● What the task asks
Determine the count of lines holding "Acute" and give that count alone.

═════ Material for this exercise

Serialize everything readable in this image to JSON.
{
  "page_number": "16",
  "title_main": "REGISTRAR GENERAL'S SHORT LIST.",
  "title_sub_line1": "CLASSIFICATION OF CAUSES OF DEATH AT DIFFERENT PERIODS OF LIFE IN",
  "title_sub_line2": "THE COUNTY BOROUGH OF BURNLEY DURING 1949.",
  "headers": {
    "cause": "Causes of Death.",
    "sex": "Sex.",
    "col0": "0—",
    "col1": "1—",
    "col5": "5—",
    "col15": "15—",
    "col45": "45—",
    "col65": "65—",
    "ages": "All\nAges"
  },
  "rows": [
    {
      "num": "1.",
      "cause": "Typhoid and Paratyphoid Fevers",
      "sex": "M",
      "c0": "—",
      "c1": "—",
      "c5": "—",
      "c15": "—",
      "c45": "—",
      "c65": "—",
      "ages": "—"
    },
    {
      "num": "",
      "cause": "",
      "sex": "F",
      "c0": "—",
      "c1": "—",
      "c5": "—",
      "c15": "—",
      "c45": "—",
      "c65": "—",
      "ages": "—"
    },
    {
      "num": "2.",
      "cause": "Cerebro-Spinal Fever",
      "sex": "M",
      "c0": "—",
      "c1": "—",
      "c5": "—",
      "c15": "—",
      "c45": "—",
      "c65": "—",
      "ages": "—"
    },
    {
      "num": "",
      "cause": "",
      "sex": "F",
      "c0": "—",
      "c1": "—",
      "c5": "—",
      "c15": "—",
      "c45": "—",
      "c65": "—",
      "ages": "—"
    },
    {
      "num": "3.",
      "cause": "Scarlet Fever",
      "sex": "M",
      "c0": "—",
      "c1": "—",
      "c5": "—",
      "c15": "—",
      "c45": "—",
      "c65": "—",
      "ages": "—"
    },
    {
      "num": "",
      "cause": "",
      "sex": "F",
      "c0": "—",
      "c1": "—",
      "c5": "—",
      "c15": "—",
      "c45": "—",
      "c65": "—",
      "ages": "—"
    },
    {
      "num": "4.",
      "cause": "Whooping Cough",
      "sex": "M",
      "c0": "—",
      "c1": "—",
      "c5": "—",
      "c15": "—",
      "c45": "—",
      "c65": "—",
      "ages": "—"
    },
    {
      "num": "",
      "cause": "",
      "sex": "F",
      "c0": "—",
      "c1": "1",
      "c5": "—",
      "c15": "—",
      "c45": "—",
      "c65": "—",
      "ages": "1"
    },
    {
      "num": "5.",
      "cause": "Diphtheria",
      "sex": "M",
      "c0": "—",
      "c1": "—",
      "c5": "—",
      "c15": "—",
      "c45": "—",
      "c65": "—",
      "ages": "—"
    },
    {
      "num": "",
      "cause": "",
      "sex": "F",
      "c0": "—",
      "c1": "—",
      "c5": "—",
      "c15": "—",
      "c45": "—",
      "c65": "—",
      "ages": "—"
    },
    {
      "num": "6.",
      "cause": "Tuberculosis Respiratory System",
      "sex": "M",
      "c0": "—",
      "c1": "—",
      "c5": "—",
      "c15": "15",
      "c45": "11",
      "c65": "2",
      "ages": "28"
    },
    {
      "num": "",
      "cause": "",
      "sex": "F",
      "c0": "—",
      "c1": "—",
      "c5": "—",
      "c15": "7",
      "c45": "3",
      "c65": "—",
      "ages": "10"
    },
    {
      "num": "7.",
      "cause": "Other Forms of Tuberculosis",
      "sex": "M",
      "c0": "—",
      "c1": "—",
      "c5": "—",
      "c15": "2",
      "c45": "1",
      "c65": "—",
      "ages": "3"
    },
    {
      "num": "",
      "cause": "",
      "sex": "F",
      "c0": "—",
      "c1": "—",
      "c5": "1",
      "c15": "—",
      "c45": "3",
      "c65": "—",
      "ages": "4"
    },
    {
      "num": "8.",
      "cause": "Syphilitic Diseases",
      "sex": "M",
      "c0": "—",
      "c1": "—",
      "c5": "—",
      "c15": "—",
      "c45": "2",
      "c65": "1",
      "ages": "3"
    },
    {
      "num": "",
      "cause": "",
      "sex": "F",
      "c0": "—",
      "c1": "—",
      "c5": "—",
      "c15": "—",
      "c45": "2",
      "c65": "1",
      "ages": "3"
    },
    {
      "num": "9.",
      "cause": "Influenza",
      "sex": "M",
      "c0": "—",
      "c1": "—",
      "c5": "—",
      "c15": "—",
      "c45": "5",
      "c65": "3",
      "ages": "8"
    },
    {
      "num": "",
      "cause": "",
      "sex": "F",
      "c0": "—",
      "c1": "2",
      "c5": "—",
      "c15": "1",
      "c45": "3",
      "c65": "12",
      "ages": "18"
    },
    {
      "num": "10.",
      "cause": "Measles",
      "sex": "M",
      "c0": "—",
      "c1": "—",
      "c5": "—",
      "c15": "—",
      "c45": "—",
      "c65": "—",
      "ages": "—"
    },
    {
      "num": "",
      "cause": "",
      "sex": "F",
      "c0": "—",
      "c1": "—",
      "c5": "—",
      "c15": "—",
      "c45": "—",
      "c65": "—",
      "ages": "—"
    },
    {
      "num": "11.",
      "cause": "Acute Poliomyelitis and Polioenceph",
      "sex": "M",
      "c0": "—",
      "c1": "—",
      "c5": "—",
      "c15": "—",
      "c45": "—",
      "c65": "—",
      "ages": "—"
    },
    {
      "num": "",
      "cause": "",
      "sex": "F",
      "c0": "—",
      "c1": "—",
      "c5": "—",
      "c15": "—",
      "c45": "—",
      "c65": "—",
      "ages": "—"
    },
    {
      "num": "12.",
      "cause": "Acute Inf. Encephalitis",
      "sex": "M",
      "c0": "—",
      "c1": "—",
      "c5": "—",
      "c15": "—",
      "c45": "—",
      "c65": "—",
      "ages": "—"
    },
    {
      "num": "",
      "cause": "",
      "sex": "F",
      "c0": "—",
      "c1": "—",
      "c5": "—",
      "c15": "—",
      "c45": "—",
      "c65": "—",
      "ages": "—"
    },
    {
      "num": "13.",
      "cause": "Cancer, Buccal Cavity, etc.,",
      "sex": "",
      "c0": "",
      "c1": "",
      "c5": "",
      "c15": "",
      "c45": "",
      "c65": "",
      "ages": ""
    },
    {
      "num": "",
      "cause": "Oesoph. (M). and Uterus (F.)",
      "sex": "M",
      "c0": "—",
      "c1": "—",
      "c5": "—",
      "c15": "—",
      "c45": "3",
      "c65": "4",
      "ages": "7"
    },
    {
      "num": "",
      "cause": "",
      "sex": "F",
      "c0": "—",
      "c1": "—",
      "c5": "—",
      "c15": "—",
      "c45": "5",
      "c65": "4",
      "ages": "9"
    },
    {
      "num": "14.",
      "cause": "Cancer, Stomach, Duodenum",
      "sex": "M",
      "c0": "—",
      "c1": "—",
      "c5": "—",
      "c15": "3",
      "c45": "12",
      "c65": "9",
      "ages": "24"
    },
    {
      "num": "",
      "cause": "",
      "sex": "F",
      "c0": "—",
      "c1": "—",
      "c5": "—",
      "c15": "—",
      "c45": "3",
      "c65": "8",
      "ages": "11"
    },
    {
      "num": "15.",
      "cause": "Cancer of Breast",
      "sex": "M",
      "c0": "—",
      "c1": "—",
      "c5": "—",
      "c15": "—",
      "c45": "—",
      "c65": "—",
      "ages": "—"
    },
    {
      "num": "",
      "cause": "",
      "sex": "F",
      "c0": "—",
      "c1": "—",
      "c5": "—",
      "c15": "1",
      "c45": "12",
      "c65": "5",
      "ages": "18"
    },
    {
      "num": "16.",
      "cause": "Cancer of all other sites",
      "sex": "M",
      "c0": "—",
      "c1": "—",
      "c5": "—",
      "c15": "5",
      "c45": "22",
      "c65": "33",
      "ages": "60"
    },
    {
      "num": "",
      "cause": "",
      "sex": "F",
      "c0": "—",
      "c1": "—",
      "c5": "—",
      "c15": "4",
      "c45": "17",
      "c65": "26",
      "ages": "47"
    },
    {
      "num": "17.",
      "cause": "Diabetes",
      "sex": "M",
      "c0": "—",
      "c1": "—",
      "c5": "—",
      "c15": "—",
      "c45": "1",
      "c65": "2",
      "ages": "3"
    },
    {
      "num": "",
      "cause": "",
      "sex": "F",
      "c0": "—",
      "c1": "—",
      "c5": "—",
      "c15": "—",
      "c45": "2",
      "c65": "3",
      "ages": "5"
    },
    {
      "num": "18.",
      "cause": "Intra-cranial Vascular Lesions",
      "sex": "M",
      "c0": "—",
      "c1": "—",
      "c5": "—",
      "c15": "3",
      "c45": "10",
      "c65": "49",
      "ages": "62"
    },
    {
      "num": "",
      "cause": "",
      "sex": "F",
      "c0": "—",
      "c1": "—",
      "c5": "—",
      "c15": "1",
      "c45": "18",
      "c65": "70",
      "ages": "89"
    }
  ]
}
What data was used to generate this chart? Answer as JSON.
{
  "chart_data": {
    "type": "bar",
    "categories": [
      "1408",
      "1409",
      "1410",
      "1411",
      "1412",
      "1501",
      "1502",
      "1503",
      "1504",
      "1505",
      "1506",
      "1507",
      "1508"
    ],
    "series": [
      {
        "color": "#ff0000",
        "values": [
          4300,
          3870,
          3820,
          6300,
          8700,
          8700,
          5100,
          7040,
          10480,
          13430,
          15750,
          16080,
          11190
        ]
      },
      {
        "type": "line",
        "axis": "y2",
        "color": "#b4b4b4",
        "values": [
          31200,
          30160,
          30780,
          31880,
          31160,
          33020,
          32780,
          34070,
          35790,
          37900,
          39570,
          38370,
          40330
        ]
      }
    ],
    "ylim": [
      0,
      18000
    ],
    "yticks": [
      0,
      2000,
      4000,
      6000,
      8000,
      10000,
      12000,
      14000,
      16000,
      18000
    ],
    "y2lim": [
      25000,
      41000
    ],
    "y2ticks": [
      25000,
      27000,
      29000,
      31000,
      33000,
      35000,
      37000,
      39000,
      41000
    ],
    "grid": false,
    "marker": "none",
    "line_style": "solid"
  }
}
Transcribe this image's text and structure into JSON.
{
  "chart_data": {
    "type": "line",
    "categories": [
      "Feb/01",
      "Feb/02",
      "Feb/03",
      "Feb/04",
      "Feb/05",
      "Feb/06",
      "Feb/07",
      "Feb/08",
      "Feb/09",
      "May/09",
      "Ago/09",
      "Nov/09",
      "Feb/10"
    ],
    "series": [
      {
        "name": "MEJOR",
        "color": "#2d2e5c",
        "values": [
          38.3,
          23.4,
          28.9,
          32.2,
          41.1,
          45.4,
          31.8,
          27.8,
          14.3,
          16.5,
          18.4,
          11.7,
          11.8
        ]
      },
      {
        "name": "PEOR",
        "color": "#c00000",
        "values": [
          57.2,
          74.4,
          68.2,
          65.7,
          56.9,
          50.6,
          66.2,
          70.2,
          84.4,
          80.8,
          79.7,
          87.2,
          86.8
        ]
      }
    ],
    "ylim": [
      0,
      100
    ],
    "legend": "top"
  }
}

══════════

● Task result
2